● **REQUIRED TASK**:
Print the whole listing exactly.

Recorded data
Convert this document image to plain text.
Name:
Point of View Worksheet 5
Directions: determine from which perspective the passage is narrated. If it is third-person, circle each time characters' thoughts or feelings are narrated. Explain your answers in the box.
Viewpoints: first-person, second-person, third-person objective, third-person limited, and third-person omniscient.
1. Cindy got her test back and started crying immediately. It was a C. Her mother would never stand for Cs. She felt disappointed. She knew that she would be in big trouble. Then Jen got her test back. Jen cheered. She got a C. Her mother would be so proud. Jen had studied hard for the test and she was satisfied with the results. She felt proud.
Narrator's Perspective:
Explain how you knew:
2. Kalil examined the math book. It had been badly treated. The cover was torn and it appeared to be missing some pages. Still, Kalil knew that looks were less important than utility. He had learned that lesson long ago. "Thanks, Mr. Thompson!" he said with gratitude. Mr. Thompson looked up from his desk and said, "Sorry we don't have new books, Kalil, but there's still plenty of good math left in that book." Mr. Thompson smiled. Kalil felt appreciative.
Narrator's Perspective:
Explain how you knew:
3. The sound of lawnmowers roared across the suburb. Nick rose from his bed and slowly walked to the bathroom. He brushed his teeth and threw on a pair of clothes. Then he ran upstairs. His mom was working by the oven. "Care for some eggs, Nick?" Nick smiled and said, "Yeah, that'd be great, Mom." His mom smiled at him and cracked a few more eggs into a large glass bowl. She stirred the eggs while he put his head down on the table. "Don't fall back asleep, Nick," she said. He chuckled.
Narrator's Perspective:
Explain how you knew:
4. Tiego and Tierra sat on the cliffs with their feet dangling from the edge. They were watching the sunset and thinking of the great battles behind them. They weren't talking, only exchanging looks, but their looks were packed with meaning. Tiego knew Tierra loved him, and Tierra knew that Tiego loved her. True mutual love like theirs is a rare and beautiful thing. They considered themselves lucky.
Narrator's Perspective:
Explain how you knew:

● **REPLY**:
Convert this document image to plain text.
Name:
Point of View Worksheet 5
Directions: determine from which perspective the passage is narrated. If it is third-person, circle each time characters' thoughts or feelings are narrated. Explain your answers in the box.
Viewpoints: first-person, second-person, third-person objective, third-person limited, and third-person omniscient.
1. Cindy got her test back and started crying immediately. It was a C. Her mother would never stand for Cs. She felt disappointed. She knew that she would be in big trouble. Then Jen got her test back. Jen cheered. She got a C. Her mother would be so proud. Jen had studied hard for the test and she was satisfied with the results. She felt proud.
Narrator's Perspective:
Explain how you knew:
2. Kalil examined the math book. It had been badly treated. The cover was torn and it appeared to be missing some pages. Still, Kalil knew that looks were less important than utility. He had learned that lesson long ago. "Thanks, Mr. Thompson!" he said with gratitude. Mr. Thompson looked up from his desk and said, "Sorry we don't have new books, Kalil, but there's still plenty of good math left in that book." Mr. Thompson smiled. Kalil felt appreciative.
Narrator's Perspective:
Explain how you knew:
3. The sound of lawnmowers roared across the suburb. Nick rose from his bed and slowly walked to the bathroom. He brushed his teeth and threw on a pair of clothes. Then he ran upstairs. His mom was working by the oven. "Care for some eggs, Nick?" Nick smiled and said, "Yeah, that'd be great, Mom." His mom smiled at him and cracked a few more eggs into a large glass bowl. She stirred the eggs while he put his head down on the table. "Don't fall back asleep, Nick," she said. He chuckled.
Narrator's Perspective:
Explain how you knew:
4. Tiego and Tierra sat on the cliffs with their feet dangling from the edge. They were watching the sunset and thinking of the great battles behind them. They weren't talking, only exchanging looks, but their looks were packed with meaning. Tiego knew Tierra loved him, and Tierra knew that Tiego loved her. True mutual love like theirs is a rare and beautiful thing. They considered themselves lucky.
Narrator's Perspective:
Explain how you knew:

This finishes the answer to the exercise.